- WHAT THE EXERCISE ASKS -
Repeat each line exactly as it is written.
□ □ □
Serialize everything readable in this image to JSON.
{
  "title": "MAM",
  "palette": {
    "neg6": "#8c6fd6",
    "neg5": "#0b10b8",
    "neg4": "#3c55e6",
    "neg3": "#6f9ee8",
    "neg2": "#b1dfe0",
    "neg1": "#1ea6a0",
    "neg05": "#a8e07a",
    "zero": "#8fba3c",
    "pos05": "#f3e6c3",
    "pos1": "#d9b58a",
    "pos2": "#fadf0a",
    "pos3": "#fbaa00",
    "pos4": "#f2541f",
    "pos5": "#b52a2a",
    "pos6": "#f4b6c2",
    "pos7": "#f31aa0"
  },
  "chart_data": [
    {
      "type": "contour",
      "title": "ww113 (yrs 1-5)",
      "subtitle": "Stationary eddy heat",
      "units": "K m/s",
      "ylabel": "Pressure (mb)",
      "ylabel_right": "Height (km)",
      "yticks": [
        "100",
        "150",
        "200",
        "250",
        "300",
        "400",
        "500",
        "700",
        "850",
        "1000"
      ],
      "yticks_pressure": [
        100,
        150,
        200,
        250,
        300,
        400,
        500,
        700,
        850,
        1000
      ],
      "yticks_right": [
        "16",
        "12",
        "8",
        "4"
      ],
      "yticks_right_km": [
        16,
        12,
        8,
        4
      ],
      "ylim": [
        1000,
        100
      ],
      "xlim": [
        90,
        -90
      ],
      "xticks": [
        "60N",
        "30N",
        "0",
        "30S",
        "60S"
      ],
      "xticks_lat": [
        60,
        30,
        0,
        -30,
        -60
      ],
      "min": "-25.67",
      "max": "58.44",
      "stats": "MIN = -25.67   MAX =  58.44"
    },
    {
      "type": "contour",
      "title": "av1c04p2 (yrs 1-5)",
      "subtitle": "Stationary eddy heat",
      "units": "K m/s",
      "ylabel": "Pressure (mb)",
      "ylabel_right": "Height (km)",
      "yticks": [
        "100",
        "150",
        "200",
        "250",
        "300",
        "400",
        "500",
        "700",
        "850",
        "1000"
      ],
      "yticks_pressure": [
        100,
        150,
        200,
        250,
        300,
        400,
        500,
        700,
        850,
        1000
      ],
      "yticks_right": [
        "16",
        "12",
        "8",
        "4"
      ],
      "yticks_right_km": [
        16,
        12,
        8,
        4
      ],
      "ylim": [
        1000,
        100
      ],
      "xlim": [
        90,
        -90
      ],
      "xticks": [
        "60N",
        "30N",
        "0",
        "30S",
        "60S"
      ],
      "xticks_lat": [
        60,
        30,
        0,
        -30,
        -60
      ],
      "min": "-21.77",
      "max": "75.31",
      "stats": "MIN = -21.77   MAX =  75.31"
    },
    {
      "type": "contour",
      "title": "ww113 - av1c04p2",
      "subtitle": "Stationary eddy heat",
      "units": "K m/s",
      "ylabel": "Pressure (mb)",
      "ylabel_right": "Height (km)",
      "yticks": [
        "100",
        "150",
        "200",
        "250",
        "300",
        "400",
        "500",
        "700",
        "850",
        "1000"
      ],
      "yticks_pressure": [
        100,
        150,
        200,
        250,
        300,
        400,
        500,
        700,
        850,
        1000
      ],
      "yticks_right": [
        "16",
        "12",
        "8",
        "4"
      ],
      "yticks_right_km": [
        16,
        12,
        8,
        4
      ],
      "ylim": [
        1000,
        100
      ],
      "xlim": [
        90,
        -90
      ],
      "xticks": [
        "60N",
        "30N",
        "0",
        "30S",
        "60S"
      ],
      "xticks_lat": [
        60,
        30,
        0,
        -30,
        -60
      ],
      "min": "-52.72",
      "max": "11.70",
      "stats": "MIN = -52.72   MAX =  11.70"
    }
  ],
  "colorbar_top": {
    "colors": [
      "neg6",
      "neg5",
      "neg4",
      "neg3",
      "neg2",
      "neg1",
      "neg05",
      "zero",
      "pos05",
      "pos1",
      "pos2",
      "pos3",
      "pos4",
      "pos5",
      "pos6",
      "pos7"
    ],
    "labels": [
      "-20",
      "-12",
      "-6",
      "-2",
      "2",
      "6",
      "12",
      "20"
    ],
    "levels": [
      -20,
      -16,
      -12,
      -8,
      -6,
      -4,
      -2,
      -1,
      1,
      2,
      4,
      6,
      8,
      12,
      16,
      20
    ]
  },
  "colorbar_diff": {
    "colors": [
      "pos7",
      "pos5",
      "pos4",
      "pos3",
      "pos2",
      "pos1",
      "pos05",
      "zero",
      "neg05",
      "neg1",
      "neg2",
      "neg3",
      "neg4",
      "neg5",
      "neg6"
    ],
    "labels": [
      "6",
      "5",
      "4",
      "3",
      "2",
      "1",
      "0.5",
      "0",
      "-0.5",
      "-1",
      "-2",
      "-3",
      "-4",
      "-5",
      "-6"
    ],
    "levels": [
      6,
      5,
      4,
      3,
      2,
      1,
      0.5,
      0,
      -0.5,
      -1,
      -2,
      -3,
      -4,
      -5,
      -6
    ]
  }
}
□ □ □
- SOLUTION FOR THIS TASK -
Serialize everything readable in this image to JSON.
{
  "title": "MAM",
  "palette": {
    "neg6": "#8c6fd6",
    "neg5": "#0b10b8",
    "neg4": "#3c55e6",
    "neg3": "#6f9ee8",
    "neg2": "#b1dfe0",
    "neg1": "#1ea6a0",
    "neg05": "#a8e07a",
    "zero": "#8fba3c",
    "pos05": "#f3e6c3",
    "pos1": "#d9b58a",
    "pos2": "#fadf0a",
    "pos3": "#fbaa00",
    "pos4": "#f2541f",
    "pos5": "#b52a2a",
    "pos6": "#f4b6c2",
    "pos7": "#f31aa0"
  },
  "chart_data": [
    {
      "type": "contour",
      "title": "ww113 (yrs 1-5)",
      "subtitle": "Stationary eddy heat",
      "units": "K m/s",
      "ylabel": "Pressure (mb)",
      "ylabel_right": "Height (km)",
      "yticks": [
        "100",
        "150",
        "200",
        "250",
        "300",
        "400",
        "500",
        "700",
        "850",
        "1000"
      ],
      "yticks_pressure": [
        100,
        150,
        200,
        250,
        300,
        400,
        500,
        700,
        850,
        1000
      ],
      "yticks_right": [
        "16",
        "12",
        "8",
        "4"
      ],
      "yticks_right_km": [
        16,
        12,
        8,
        4
      ],
      "ylim": [
        1000,
        100
      ],
      "xlim": [
        90,
        -90
      ],
      "xticks": [
        "60N",
        "30N",
        "0",
        "30S",
        "60S"
      ],
      "xticks_lat": [
        60,
        30,
        0,
        -30,
        -60
      ],
      "min": "-25.67",
      "max": "58.44",
      "stats": "MIN = -25.67   MAX =  58.44"
    },
    {
      "type": "contour",
      "title": "av1c04p2 (yrs 1-5)",
      "subtitle": "Stationary eddy heat",
      "units": "K m/s",
      "ylabel": "Pressure (mb)",
      "ylabel_right": "Height (km)",
      "yticks": [
        "100",
        "150",
        "200",
        "250",
        "300",
        "400",
        "500",
        "700",
        "850",
        "1000"
      ],
      "yticks_pressure": [
        100,
        150,
        200,
        250,
        300,
        400,
        500,
        700,
        850,
        1000
      ],
      "yticks_right": [
        "16",
        "12",
        "8",
        "4"
      ],
      "yticks_right_km": [
        16,
        12,
        8,
        4
      ],
      "ylim": [
        1000,
        100
      ],
      "xlim": [
        90,
        -90
      ],
      "xticks": [
        "60N",
        "30N",
        "0",
        "30S",
        "60S"
      ],
      "xticks_lat": [
        60,
        30,
        0,
        -30,
        -60
      ],
      "min": "-21.77",
      "max": "75.31",
      "stats": "MIN = -21.77   MAX =  75.31"
    },
    {
      "type": "contour",
      "title": "ww113 - av1c04p2",
      "subtitle": "Stationary eddy heat",
      "units": "K m/s",
      "ylabel": "Pressure (mb)",
      "ylabel_right": "Height (km)",
      "yticks": [
        "100",
        "150",
        "200",
        "250",
        "300",
        "400",
        "500",
        "700",
        "850",
        "1000"
      ],
      "yticks_pressure": [
        100,
        150,
        200,
        250,
        300,
        400,
        500,
        700,
        850,
        1000
      ],
      "yticks_right": [
        "16",
        "12",
        "8",
        "4"
      ],
      "yticks_right_km": [
        16,
        12,
        8,
        4
      ],
      "ylim": [
        1000,
        100
      ],
      "xlim": [
        90,
        -90
      ],
      "xticks": [
        "60N",
        "30N",
        "0",
        "30S",
        "60S"
      ],
      "xticks_lat": [
        60,
        30,
        0,
        -30,
        -60
      ],
      "min": "-52.72",
      "max": "11.70",
      "stats": "MIN = -52.72   MAX =  11.70"
    }
  ],
  "colorbar_top": {
    "colors": [
      "neg6",
      "neg5",
      "neg4",
      "neg3",
      "neg2",
      "neg1",
      "neg05",
      "zero",
      "pos05",
      "pos1",
      "pos2",
      "pos3",
      "pos4",
      "pos5",
      "pos6",
      "pos7"
    ],
    "labels": [
      "-20",
      "-12",
      "-6",
      "-2",
      "2",
      "6",
      "12",
      "20"
    ],
    "levels": [
      -20,
      -16,
      -12,
      -8,
      -6,
      -4,
      -2,
      -1,
      1,
      2,
      4,
      6,
      8,
      12,
      16,
      20
    ]
  },
  "colorbar_diff": {
    "colors": [
      "pos7",
      "pos5",
      "pos4",
      "pos3",
      "pos2",
      "pos1",
      "pos05",
      "zero",
      "neg05",
      "neg1",
      "neg2",
      "neg3",
      "neg4",
      "neg5",
      "neg6"
    ],
    "labels": [
      "6",
      "5",
      "4",
      "3",
      "2",
      "1",
      "0.5",
      "0",
      "-0.5",
      "-1",
      "-2",
      "-3",
      "-4",
      "-5",
      "-6"
    ],
    "levels": [
      6,
      5,
      4,
      3,
      2,
      1,
      0.5,
      0,
      -0.5,
      -1,
      -2,
      -3,
      -4,
      -5,
      -6
    ]
  }
}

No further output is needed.